## WRITTEN TASK
Each line of the data that includes the string "role" is to be copied out.

==== GIVEN DATA

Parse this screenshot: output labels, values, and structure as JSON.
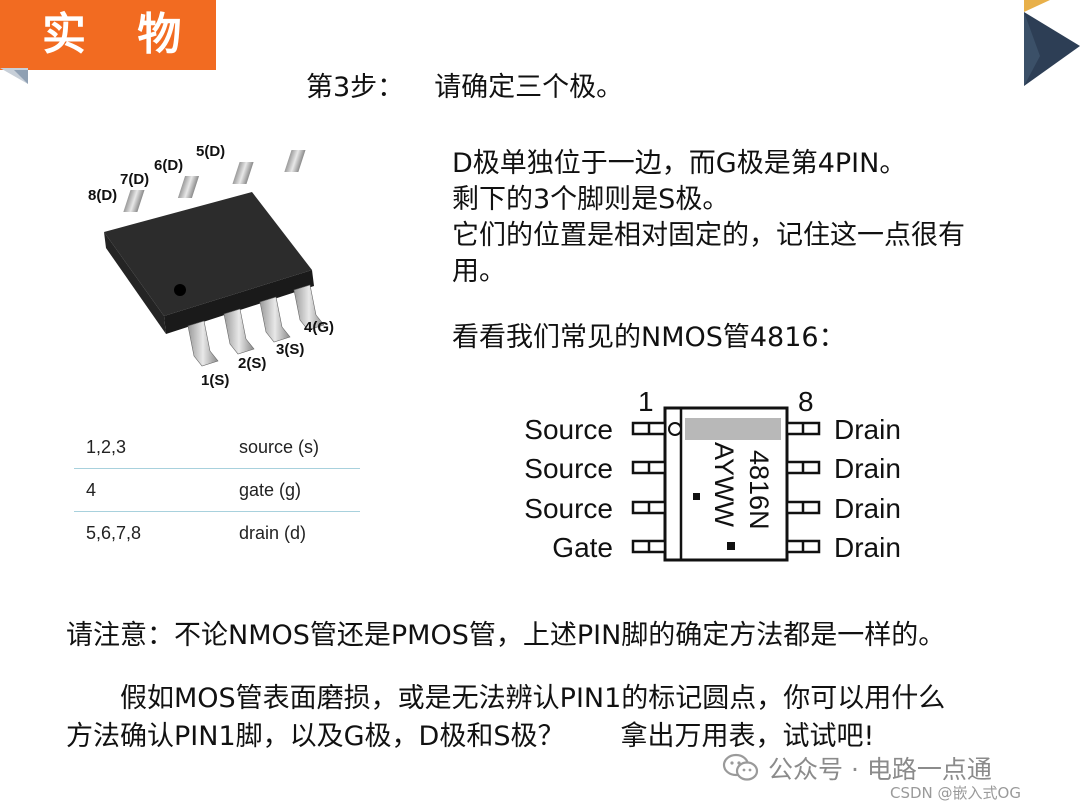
{
  "header": {
    "title": "实 物"
  },
  "step": {
    "label": "第3步：",
    "text": "请确定三个极。"
  },
  "description": {
    "lines": [
      "D极单独位于一边，而G极是第4PIN。",
      "剩下的3个脚则是S极。",
      "它们的位置是相对固定的，记住这一点很有",
      "用。"
    ]
  },
  "chip_photo": {
    "pins": [
      "1(S)",
      "2(S)",
      "3(S)",
      "4(G)",
      "5(D)",
      "6(D)",
      "7(D)",
      "8(D)"
    ]
  },
  "pin_table": {
    "rows": [
      {
        "pins": "1,2,3",
        "role": "source (s)"
      },
      {
        "pins": "4",
        "role": "gate (g)"
      },
      {
        "pins": "5,6,7,8",
        "role": "drain (d)"
      }
    ]
  },
  "nmos": {
    "caption": "看看我们常见的NMOS管4816：",
    "pin1_number": "1",
    "pin8_number": "8",
    "left_labels": [
      "Source",
      "Source",
      "Source",
      "Gate"
    ],
    "right_labels": [
      "Drain",
      "Drain",
      "Drain",
      "Drain"
    ],
    "marking_line1": "4816N",
    "marking_line2": "AYWW"
  },
  "notes": {
    "note1": "请注意：不论NMOS管还是PMOS管，上述PIN脚的确定方法都是一样的。",
    "note2_line1": "假如MOS管表面磨损，或是无法辨认PIN1的标记圆点，你可以用什么",
    "note2_line2": "方法确认PIN1脚，以及G极，D极和S极？",
    "note2_tail": "拿出万用表，试试吧!"
  },
  "watermark": {
    "text": "公众号 · 电路一点通",
    "csdn": "CSDN @嵌入式OG"
  },
  "colors": {
    "accent_orange": "#f26b21",
    "corner_navy": "#2d3e55",
    "corner_gold": "#e8b04a",
    "table_rule": "#a8d1dd"
  }
}
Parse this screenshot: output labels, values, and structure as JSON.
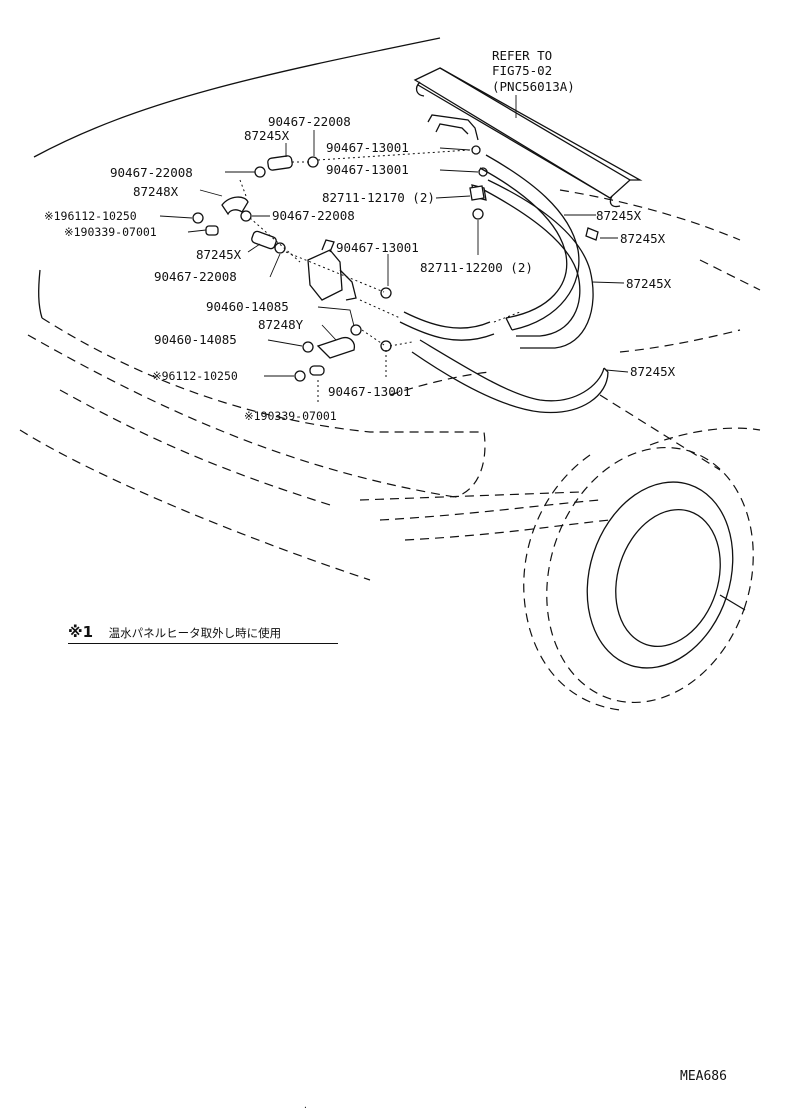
{
  "refer": {
    "line1": "REFER TO",
    "line2": "FIG75-02",
    "line3": "(PNC56013A)"
  },
  "callouts": [
    {
      "id": "c1",
      "text": "90467-22008"
    },
    {
      "id": "c2",
      "text": "87245X"
    },
    {
      "id": "c3",
      "text": "90467-13001"
    },
    {
      "id": "c4",
      "text": "90467-22008"
    },
    {
      "id": "c5",
      "text": "90467-13001"
    },
    {
      "id": "c6",
      "text": "87248X"
    },
    {
      "id": "c7",
      "text": "82711-12170 (2)"
    },
    {
      "id": "c8",
      "text": "※196112-10250"
    },
    {
      "id": "c9",
      "text": "90467-22008"
    },
    {
      "id": "c10",
      "text": "87245X"
    },
    {
      "id": "c11",
      "text": "※190339-07001"
    },
    {
      "id": "c12",
      "text": "87245X"
    },
    {
      "id": "c13",
      "text": "87245X"
    },
    {
      "id": "c14",
      "text": "90467-13001"
    },
    {
      "id": "c15",
      "text": "90467-22008"
    },
    {
      "id": "c16",
      "text": "82711-12200 (2)"
    },
    {
      "id": "c17",
      "text": "87245X"
    },
    {
      "id": "c18",
      "text": "90460-14085"
    },
    {
      "id": "c19",
      "text": "87248Y"
    },
    {
      "id": "c20",
      "text": "90460-14085"
    },
    {
      "id": "c21",
      "text": "87245X"
    },
    {
      "id": "c22",
      "text": "※96112-10250"
    },
    {
      "id": "c23",
      "text": "90467-13001"
    },
    {
      "id": "c24",
      "text": "※190339-07001"
    }
  ],
  "footnote": {
    "mark": "※1",
    "text": "温水パネルヒータ取外し時に使用"
  },
  "figure_code": "MEA686"
}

========

## THE RESPONSE
        "role": "source (s)"
        "role": "gate (g)"
        "role": "drain (d)"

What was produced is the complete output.